§ **Requirement**
Select the lines below containing the word "Backup".

Extracts from a graphics dataset

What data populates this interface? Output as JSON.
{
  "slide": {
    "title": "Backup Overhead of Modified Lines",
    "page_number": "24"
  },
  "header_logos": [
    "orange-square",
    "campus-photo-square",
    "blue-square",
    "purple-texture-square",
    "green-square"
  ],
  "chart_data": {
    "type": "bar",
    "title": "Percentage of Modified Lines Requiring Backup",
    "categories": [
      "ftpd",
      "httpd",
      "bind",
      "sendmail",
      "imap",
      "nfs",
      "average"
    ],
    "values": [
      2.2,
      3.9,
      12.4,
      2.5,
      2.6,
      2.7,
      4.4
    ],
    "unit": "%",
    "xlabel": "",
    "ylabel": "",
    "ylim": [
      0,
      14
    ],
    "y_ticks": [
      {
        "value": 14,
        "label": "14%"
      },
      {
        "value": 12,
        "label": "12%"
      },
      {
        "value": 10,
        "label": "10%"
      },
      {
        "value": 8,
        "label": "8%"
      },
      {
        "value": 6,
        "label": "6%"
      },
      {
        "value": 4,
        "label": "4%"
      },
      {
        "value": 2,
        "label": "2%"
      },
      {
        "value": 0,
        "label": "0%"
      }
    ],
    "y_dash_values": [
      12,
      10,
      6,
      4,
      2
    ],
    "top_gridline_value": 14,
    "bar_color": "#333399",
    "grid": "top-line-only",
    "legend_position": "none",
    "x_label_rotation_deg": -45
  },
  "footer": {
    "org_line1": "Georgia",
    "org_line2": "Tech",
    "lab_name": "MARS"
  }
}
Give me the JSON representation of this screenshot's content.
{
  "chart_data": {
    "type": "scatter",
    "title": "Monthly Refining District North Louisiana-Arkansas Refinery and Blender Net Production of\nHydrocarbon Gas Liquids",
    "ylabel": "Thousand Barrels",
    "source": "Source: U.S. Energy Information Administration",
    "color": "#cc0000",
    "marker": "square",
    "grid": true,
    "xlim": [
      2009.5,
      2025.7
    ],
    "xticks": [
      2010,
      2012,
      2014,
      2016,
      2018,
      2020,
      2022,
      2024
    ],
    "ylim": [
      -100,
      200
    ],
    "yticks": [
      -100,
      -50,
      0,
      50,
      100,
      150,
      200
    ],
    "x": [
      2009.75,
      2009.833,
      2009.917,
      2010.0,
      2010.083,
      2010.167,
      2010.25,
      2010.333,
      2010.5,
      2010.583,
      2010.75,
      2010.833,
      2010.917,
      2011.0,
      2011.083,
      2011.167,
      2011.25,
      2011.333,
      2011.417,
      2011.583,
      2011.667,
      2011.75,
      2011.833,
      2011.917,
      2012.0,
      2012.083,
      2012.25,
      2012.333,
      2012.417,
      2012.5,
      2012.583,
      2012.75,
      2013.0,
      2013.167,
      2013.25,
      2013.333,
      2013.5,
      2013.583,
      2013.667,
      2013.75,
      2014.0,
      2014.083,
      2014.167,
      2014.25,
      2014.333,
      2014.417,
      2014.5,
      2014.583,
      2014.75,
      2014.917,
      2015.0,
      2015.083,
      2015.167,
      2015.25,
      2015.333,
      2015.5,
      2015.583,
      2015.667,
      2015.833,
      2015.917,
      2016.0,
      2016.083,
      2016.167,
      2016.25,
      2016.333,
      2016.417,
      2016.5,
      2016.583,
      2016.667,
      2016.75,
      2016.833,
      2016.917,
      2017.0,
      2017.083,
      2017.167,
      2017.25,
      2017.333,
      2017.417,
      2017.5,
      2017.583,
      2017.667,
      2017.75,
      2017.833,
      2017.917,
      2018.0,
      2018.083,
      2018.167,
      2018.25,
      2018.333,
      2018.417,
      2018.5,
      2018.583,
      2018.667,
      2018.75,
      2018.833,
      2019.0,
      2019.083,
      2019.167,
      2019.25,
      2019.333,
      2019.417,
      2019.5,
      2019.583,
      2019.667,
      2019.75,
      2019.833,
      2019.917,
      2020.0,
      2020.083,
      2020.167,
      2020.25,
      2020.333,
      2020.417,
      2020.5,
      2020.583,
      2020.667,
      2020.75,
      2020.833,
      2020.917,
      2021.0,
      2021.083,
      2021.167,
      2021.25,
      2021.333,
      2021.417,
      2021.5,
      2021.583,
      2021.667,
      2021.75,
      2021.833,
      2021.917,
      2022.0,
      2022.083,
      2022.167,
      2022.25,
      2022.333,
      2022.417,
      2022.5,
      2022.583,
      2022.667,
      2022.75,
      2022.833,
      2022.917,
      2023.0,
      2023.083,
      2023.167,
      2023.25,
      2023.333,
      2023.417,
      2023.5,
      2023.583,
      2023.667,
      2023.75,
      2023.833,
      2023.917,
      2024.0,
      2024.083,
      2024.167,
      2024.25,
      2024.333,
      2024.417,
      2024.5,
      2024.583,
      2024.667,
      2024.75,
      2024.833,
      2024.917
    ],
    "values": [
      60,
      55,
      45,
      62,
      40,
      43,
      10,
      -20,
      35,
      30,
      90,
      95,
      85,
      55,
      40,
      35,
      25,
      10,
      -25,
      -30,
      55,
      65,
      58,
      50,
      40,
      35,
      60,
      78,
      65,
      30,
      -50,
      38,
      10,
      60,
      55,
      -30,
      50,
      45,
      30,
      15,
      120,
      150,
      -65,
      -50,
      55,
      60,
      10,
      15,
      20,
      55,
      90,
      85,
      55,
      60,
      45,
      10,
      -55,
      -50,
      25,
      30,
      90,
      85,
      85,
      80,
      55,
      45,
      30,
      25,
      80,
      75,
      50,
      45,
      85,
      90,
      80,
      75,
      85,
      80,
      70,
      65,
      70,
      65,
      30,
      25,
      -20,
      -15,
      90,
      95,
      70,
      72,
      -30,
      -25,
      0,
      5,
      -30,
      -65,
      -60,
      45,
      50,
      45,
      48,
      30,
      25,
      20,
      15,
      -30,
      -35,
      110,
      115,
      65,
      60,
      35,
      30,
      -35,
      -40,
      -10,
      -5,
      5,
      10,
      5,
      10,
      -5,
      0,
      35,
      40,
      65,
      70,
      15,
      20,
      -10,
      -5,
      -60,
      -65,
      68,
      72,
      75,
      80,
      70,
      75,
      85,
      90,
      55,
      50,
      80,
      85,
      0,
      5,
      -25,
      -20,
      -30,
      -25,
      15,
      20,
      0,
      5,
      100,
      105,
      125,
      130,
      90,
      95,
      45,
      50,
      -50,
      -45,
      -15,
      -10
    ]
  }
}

§ **Task response**
    "title": "Backup Overhead of Modified Lines",
    "title": "Percentage of Modified Lines Requiring Backup",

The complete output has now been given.